-- Exercise task --
Copy out each line that mentions the word "alkoholizmowi".

========================================================================

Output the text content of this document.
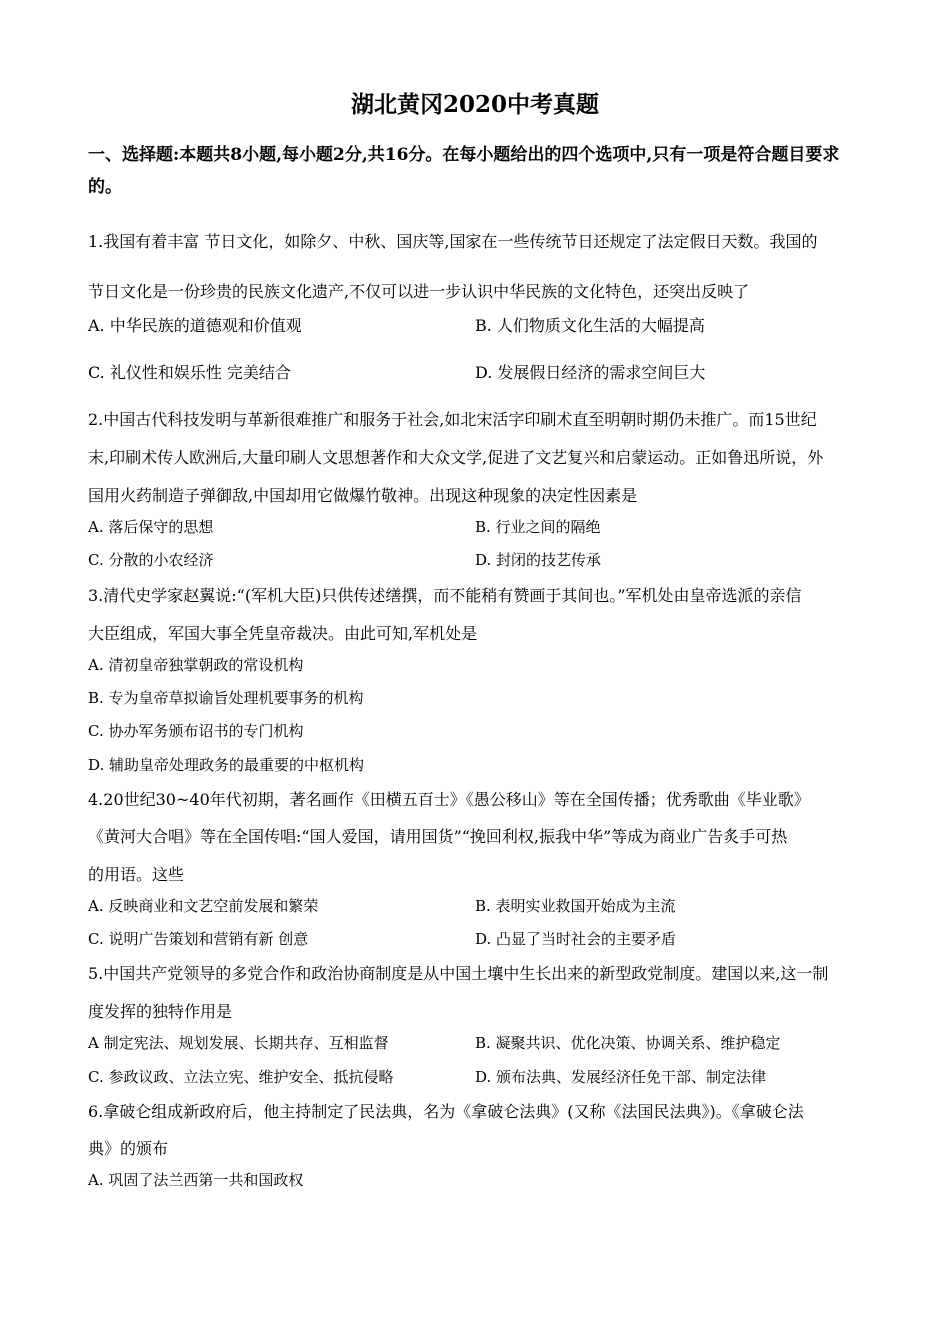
湖北黄冈2020中考真题
一、选择题:本题共8小题,每小题2分,共16分。在每小题给出的四个选项中,只有一项是符合题目要求的。
1.我国有着丰富 节日文化，如除夕、中秋、国庆等,国家在一些传统节日还规定了法定假日天数。我国的
节日文化是一份珍贵的民族文化遗产,不仅可以进一步认识中华民族的文化特色，还突出反映了
A. 中华民族的道德观和价值观	B. 人们物质文化生活的大幅提高
C. 礼仪性和娱乐性 完美结合	D. 发展假日经济的需求空间巨大
2.中国古代科技发明与革新很难推广和服务于社会,如北宋活字印刷术直至明朝时期仍未推广。而15世纪
末,印刷术传人欧洲后,大量印刷人文思想著作和大众文学,促进了文艺复兴和启蒙运动。正如鲁迅所说，外
国用火药制造子弹御敌,中国却用它做爆竹敬神。出现这种现象的决定性因素是
A. 落后保守的思想	B. 行业之间的隔绝
C. 分散的小农经济	D. 封闭的技艺传承
3.清代史学家赵翼说:“(军机大臣)只供传述缮撰，而不能稍有赞画于其间也。”军机处由皇帝选派的亲信
大臣组成，军国大事全凭皇帝裁决。由此可知,军机处是
A. 清初皇帝独掌朝政的常设机构
B. 专为皇帝草拟谕旨处理机要事务的机构
C. 协办军务颁布诏书的专门机构
D. 辅助皇帝处理政务的最重要的中枢机构
4.20世纪30~40年代初期，著名画作《田横五百士》《愚公移山》等在全国传播；优秀歌曲《毕业歌》
《黄河大合唱》等在全国传唱:“国人爱国，请用国货”“挽回利权,振我中华”等成为商业广告炙手可热
的用语。这些
A. 反映商业和文艺空前发展和繁荣	B. 表明实业救国开始成为主流
C. 说明广告策划和营销有新 创意	D. 凸显了当时社会的主要矛盾
5.中国共产党领导的多党合作和政治协商制度是从中国土壤中生长出来的新型政党制度。建国以来,这一制
度发挥的独特作用是
A 制定宪法、规划发展、长期共存、互相监督	B. 凝聚共识、优化决策、协调关系、维护稳定
C. 参政议政、立法立宪、维护安全、抵抗侵略	D. 颁布法典、发展经济任免干部、制定法律
6.拿破仑组成新政府后，他主持制定了民法典，名为《拿破仑法典》(又称《法国民法典》)。《拿破仑法
典》的颁布
A. 巩固了法兰西第一共和国政权
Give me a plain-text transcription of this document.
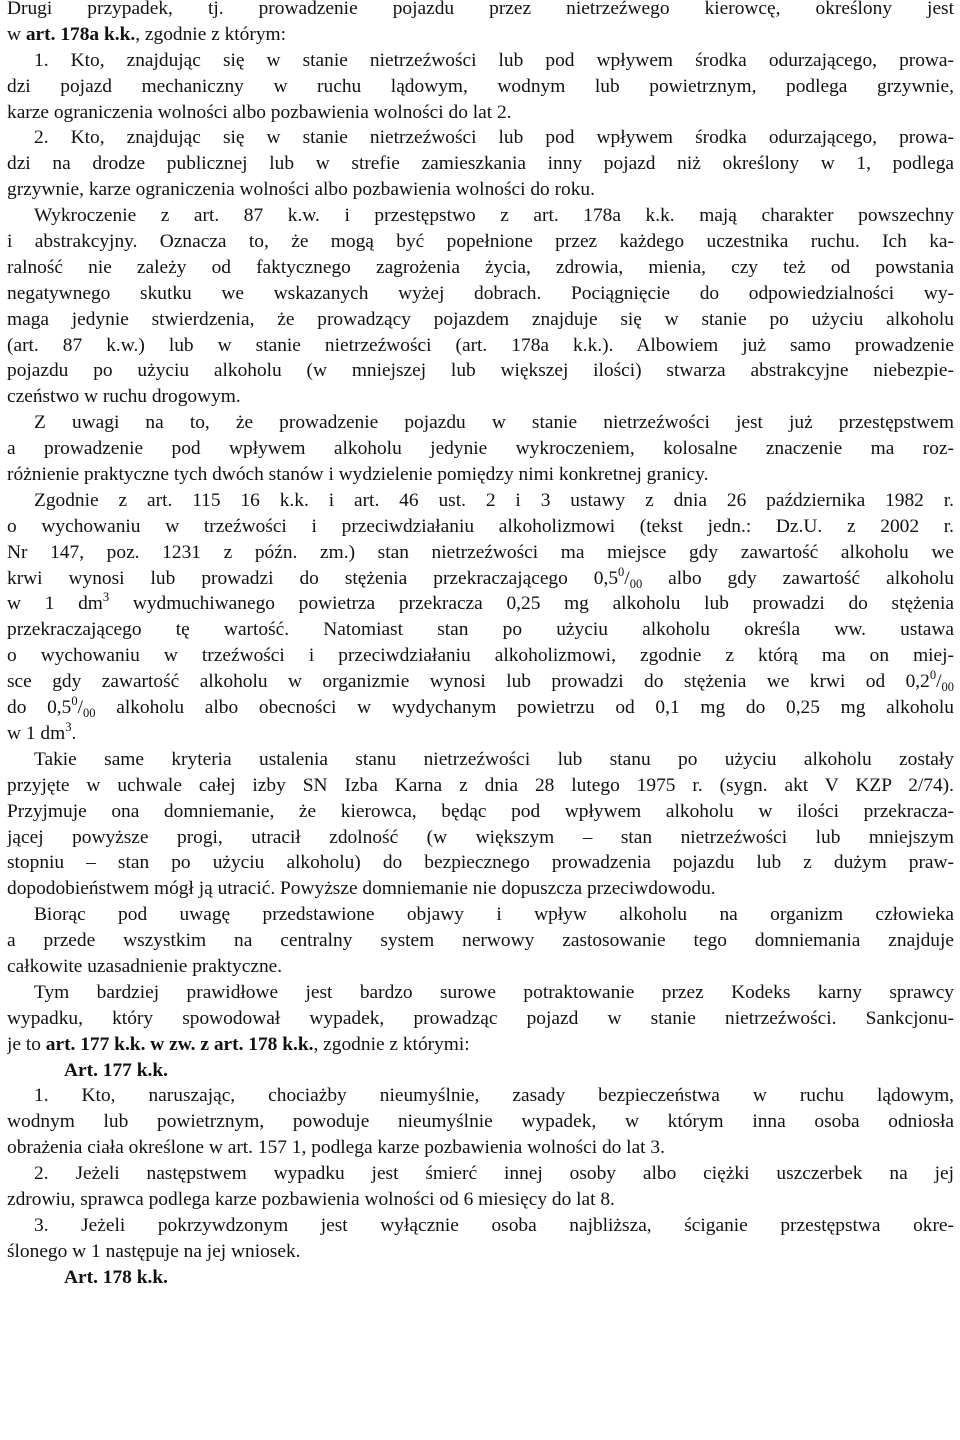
Drugi przypadek, tj. prowadzenie pojazdu przez nietrzeźwego kierowcę, określony jest
w art. 178a k.k., zgodnie z którym:
1. Kto, znajdując się w stanie nietrzeźwości lub pod wpływem środka odurzającego, prowa-
dzi pojazd mechaniczny w ruchu lądowym, wodnym lub powietrznym, podlega grzywnie,
karze ograniczenia wolności albo pozbawienia wolności do lat 2.
2. Kto, znajdując się w stanie nietrzeźwości lub pod wpływem środka odurzającego, prowa-
dzi na drodze publicznej lub w strefie zamieszkania inny pojazd niż określony w 1, podlega
grzywnie, karze ograniczenia wolności albo pozbawienia wolności do roku.
Wykroczenie z art. 87 k.w. i przestępstwo z art. 178a k.k. mają charakter powszechny
i abstrakcyjny. Oznacza to, że mogą być popełnione przez każdego uczestnika ruchu. Ich ka-
ralność nie zależy od faktycznego zagrożenia życia, zdrowia, mienia, czy też od powstania
negatywnego skutku we wskazanych wyżej dobrach. Pociągnięcie do odpowiedzialności wy-
maga jedynie stwierdzenia, że prowadzący pojazdem znajduje się w stanie po użyciu alkoholu
(art. 87 k.w.) lub w stanie nietrzeźwości (art. 178a k.k.). Albowiem już samo prowadzenie
pojazdu po użyciu alkoholu (w mniejszej lub większej ilości) stwarza abstrakcyjne niebezpie-
czeństwo w ruchu drogowym.
Z uwagi na to, że prowadzenie pojazdu w stanie nietrzeźwości jest już przestępstwem
a prowadzenie pod wpływem alkoholu jedynie wykroczeniem, kolosalne znaczenie ma roz-
różnienie praktyczne tych dwóch stanów i wydzielenie pomiędzy nimi konkretnej granicy.
Zgodnie z art. 115 16 k.k. i art. 46 ust. 2 i 3 ustawy z dnia 26 października 1982 r.
o wychowaniu w trzeźwości i przeciwdziałaniu alkoholizmowi (tekst jedn.: Dz.U. z 2002 r.
Nr 147, poz. 1231 z późn. zm.) stan nietrzeźwości ma miejsce gdy zawartość alkoholu we
krwi wynosi lub prowadzi do stężenia przekraczającego $0,5^0/_{00}$ albo gdy zawartość alkoholu
w 1 $dm^3$ wydmuchiwanego powietrza przekracza 0,25 mg alkoholu lub prowadzi do stężenia
przekraczającego tę wartość. Natomiast stan po użyciu alkoholu określa ww. ustawa
o wychowaniu w trzeźwości i przeciwdziałaniu alkoholizmowi, zgodnie z którą ma on miej-
sce gdy zawartość alkoholu w organizmie wynosi lub prowadzi do stężenia we krwi od $0,2^0/_{00}$
do $0,5^0/_{00}$ alkoholu albo obecności w wydychanym powietrzu od 0,1 mg do 0,25 mg alkoholu
w 1 $dm^3$.
Takie same kryteria ustalenia stanu nietrzeźwości lub stanu po użyciu alkoholu zostały
przyjęte w uchwale całej izby SN Izba Karna z dnia 28 lutego 1975 r. (sygn. akt V KZP 2/74).
Przyjmuje ona domniemanie, że kierowca, będąc pod wpływem alkoholu w ilości przekracza-
jącej powyższe progi, utracił zdolność (w większym – stan nietrzeźwości lub mniejszym
stopniu – stan po użyciu alkoholu) do bezpiecznego prowadzenia pojazdu lub z dużym praw-
dopodobieństwem mógł ją utracić. Powyższe domniemanie nie dopuszcza przeciwdowodu.
Biorąc pod uwagę przedstawione objawy i wpływ alkoholu na organizm człowieka
a przede wszystkim na centralny system nerwowy zastosowanie tego domniemania znajduje
całkowite uzasadnienie praktyczne.
Tym bardziej prawidłowe jest bardzo surowe potraktowanie przez Kodeks karny sprawcy
wypadku, który spowodował wypadek, prowadząc pojazd w stanie nietrzeźwości. Sankcjonu-
je to art. 177 k.k. w zw. z art. 178 k.k., zgodnie z którymi:
Art. 177 k.k.
1. Kto, naruszając, chociażby nieumyślnie, zasady bezpieczeństwa w ruchu lądowym,
wodnym lub powietrznym, powoduje nieumyślnie wypadek, w którym inna osoba odniosła
obrażenia ciała określone w art. 157 1, podlega karze pozbawienia wolności do lat 3.
2. Jeżeli następstwem wypadku jest śmierć innej osoby albo ciężki uszczerbek na jej
zdrowiu, sprawca podlega karze pozbawienia wolności od 6 miesięcy do lat 8.
3. Jeżeli pokrzywdzonym jest wyłącznie osoba najbliższa, ściganie przestępstwa okre-
ślonego w 1 następuje na jej wniosek.
Art. 178 k.k.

========================================================================

-- Answer to this task --
o wychowaniu w trzeźwości i przeciwdziałaniu alkoholizmowi (tekst jedn.: Dz.U. z 2002 r.
o wychowaniu w trzeźwości i przeciwdziałaniu alkoholizmowi, zgodnie z którą ma on miej-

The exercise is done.